## Collected data entries
== == ==

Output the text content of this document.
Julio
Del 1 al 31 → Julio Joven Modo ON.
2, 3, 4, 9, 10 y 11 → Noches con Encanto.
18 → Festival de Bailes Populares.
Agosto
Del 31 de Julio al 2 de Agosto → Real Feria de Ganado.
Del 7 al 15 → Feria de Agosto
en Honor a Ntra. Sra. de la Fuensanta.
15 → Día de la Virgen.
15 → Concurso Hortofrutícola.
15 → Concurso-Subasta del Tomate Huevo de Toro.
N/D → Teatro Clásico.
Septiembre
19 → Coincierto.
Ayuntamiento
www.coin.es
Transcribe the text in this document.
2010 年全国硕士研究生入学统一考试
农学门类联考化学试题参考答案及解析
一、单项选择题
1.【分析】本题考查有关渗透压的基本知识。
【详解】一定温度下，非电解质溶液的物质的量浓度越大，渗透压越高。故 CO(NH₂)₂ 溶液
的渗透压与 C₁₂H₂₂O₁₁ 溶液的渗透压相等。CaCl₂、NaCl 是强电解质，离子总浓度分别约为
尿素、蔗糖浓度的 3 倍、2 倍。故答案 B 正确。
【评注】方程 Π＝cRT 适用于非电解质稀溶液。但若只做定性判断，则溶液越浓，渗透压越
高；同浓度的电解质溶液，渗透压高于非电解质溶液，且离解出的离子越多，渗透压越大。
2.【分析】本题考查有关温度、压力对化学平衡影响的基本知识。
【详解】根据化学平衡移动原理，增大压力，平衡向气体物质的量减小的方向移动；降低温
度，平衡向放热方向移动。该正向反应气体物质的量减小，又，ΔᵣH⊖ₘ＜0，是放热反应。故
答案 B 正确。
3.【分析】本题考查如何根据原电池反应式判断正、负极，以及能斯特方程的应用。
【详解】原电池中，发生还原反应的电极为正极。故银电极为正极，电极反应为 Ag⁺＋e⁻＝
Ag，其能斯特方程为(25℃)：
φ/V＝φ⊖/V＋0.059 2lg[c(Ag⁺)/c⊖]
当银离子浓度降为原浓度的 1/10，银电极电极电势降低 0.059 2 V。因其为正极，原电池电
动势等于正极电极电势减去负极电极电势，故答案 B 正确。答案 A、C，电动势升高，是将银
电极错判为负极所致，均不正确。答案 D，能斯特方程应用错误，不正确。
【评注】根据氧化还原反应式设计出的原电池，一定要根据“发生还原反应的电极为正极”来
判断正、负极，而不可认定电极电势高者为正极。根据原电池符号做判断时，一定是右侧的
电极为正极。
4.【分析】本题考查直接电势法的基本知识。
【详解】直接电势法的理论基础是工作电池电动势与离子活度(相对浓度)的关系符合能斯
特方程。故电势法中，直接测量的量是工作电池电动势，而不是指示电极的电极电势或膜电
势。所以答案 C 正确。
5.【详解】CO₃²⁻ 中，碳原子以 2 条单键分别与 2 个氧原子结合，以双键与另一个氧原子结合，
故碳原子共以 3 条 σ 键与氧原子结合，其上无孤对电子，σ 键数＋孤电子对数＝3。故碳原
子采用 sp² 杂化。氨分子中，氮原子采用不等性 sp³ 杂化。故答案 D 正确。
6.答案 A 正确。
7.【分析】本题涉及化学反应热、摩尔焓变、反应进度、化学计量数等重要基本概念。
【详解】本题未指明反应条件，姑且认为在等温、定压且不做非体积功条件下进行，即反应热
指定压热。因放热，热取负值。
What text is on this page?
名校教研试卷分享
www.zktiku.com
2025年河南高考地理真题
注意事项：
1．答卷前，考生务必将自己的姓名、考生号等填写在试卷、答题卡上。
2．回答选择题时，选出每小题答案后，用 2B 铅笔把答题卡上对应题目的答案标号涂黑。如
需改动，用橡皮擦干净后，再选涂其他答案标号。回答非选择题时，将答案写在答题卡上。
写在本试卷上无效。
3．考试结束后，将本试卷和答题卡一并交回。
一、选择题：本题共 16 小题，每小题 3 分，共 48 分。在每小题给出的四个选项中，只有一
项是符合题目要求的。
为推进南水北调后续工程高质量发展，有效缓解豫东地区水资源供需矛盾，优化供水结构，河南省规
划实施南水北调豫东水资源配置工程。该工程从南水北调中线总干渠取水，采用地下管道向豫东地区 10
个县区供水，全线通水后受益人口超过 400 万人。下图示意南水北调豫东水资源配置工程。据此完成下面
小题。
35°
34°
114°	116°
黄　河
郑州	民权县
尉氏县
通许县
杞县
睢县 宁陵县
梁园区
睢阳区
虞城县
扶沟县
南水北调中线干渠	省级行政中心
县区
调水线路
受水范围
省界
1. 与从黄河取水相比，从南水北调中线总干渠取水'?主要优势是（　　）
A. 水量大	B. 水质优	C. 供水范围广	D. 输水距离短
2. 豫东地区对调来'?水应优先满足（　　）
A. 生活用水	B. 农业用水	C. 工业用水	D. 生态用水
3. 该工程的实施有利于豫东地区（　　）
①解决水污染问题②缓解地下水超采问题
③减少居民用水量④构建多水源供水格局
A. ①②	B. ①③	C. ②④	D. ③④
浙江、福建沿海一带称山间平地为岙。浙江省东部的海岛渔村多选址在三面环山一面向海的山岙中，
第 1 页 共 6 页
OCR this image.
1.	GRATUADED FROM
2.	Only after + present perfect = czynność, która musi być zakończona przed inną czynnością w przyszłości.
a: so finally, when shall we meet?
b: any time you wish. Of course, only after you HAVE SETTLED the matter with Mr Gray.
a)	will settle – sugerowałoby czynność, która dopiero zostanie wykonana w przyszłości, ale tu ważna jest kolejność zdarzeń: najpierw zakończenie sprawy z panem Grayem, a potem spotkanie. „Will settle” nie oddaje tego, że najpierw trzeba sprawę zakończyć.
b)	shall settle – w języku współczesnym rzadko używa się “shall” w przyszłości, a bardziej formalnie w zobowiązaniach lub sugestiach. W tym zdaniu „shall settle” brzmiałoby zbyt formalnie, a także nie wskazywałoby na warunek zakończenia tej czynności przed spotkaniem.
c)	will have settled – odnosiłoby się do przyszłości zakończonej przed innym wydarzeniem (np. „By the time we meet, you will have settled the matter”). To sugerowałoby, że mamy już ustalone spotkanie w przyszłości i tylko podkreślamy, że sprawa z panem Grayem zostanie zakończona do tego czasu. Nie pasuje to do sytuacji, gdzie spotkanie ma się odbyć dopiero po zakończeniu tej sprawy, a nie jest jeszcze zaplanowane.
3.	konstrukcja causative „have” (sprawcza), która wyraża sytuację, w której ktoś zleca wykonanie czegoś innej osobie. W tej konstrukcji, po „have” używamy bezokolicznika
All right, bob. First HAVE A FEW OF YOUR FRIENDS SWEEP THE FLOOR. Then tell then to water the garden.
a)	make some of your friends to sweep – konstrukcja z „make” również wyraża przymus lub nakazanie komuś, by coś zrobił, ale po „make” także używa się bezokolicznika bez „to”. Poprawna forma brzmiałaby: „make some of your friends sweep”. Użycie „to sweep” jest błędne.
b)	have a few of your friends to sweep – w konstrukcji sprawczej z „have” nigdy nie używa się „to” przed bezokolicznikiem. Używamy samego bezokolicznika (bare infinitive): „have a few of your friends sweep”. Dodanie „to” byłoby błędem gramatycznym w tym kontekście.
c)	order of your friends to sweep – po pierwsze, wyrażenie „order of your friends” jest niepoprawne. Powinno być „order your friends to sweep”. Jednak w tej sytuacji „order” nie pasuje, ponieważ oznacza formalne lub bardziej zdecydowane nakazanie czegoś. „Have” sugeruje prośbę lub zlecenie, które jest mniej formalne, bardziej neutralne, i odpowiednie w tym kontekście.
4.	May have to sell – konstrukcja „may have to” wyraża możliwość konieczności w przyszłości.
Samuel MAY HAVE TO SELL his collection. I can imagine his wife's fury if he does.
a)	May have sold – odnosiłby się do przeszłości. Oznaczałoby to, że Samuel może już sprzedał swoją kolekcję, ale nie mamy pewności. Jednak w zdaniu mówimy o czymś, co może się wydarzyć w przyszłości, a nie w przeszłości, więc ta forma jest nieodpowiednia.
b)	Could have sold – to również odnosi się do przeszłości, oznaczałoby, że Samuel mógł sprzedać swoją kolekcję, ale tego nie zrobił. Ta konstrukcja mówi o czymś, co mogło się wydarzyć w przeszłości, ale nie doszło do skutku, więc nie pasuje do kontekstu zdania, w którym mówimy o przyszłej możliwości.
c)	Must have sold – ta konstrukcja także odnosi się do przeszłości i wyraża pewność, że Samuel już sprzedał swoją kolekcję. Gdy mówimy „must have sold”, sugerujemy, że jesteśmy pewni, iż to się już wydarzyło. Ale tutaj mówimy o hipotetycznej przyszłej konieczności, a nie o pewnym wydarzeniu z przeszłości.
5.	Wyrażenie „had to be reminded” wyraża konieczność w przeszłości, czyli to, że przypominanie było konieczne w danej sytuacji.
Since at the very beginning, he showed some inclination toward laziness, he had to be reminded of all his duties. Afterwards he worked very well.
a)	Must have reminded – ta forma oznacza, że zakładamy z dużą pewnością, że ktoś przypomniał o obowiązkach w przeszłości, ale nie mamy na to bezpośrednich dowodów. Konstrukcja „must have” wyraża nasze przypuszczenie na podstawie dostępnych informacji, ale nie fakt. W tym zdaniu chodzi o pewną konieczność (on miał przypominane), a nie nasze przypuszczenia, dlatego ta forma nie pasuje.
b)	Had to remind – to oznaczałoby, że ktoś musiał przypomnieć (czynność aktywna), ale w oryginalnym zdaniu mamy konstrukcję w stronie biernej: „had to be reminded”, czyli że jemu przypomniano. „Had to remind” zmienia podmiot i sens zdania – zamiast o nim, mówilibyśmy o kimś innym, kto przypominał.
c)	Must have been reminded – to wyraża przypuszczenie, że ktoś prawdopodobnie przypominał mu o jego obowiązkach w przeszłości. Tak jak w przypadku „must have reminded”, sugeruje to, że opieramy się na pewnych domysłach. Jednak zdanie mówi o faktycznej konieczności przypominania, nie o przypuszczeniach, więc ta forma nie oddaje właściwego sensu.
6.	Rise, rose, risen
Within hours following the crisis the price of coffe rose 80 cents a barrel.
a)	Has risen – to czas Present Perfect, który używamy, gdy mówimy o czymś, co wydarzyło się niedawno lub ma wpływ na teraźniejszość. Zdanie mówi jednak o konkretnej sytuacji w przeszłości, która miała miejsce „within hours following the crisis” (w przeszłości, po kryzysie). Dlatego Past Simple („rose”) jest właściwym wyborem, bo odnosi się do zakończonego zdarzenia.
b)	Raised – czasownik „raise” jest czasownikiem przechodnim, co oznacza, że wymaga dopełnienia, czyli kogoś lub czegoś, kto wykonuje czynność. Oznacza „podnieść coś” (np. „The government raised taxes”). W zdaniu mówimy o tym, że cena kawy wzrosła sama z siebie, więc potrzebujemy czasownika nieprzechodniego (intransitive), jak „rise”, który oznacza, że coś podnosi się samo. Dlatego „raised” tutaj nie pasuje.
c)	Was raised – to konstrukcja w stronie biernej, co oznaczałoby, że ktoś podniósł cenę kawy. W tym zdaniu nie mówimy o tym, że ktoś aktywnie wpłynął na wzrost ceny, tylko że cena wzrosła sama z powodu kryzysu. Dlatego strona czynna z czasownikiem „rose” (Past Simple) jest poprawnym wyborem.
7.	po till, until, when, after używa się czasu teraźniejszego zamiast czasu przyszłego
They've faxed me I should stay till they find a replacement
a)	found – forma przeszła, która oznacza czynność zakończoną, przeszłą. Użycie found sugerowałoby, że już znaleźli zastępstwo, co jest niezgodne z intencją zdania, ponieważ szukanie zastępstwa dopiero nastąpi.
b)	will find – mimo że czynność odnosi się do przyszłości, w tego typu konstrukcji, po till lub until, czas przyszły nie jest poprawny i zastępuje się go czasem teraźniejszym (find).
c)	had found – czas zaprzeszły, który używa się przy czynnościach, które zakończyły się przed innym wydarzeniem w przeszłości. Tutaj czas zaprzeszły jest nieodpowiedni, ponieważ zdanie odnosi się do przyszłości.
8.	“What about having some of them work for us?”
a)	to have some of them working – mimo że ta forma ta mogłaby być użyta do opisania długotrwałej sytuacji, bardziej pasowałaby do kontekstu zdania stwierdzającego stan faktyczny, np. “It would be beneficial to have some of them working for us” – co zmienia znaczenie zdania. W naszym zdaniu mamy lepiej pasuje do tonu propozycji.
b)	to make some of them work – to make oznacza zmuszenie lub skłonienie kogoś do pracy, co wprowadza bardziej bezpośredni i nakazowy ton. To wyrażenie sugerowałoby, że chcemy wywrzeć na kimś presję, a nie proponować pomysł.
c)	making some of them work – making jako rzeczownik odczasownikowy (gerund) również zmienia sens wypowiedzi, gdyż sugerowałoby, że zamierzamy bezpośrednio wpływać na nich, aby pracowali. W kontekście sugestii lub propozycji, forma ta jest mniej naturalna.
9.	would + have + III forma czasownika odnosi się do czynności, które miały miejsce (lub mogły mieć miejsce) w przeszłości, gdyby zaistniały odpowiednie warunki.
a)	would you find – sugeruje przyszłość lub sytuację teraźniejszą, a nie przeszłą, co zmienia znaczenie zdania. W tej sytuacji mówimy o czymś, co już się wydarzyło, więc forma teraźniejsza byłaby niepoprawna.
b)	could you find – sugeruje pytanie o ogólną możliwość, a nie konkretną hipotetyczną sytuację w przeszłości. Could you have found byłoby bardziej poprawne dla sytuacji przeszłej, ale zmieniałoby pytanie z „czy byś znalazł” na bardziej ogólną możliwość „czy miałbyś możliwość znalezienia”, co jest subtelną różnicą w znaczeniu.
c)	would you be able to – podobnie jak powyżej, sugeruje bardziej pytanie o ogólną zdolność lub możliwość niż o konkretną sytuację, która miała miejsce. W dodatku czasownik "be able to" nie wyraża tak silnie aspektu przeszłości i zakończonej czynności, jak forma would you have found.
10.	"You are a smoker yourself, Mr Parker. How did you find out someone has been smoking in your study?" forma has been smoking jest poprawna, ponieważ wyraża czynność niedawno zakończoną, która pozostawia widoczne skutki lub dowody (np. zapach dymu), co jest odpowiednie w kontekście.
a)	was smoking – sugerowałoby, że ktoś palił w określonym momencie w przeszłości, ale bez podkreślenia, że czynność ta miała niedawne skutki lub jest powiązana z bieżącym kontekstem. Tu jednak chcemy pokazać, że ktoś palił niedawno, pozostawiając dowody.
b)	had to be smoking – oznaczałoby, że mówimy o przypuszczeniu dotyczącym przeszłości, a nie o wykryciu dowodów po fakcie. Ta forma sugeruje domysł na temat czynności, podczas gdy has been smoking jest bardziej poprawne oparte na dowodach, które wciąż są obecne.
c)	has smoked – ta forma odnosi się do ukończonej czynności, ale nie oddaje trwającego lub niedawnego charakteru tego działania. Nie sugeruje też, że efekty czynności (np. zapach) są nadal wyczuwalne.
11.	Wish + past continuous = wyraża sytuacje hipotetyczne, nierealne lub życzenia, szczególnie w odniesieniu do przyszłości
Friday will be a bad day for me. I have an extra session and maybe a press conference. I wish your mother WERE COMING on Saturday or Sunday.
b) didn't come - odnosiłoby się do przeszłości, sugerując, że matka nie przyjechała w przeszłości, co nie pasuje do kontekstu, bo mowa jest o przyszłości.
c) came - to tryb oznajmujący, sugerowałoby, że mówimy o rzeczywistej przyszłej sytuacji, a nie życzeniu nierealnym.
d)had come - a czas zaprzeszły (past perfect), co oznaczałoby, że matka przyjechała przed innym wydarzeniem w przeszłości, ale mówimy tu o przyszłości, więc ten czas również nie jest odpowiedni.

== == ==

## SET EXERCISE
Search the data above for the string "sold" and copy each line that has it.

## RESPONSE TO THIS EXERCISE
a)	May have sold – odnosiłby się do przeszłości. Oznaczałoby to, że Samuel może już sprzedał swoją kolekcję, ale nie mamy pewności. Jednak w zdaniu mówimy o czymś, co może się wydarzyć w przyszłości, a nie w przeszłości, więc ta forma jest nieodpowiednia.
b)	Could have sold – to również odnosi się do przeszłości, oznaczałoby, że Samuel mógł sprzedać swoją kolekcję, ale tego nie zrobił. Ta konstrukcja mówi o czymś, co mogło się wydarzyć w przeszłości, ale nie doszło do skutku, więc nie pasuje do kontekstu zdania, w którym mówimy o przyszłej możliwości.
c)	Must have sold – ta konstrukcja także odnosi się do przeszłości i wyraża pewność, że Samuel już sprzedał swoją kolekcję. Gdy mówimy „must have sold”, sugerujemy, że jesteśmy pewni, iż to się już wydarzyło. Ale tutaj mówimy o hipotetycznej przyszłej konieczności, a nie o pewnym wydarzeniu z przeszłości.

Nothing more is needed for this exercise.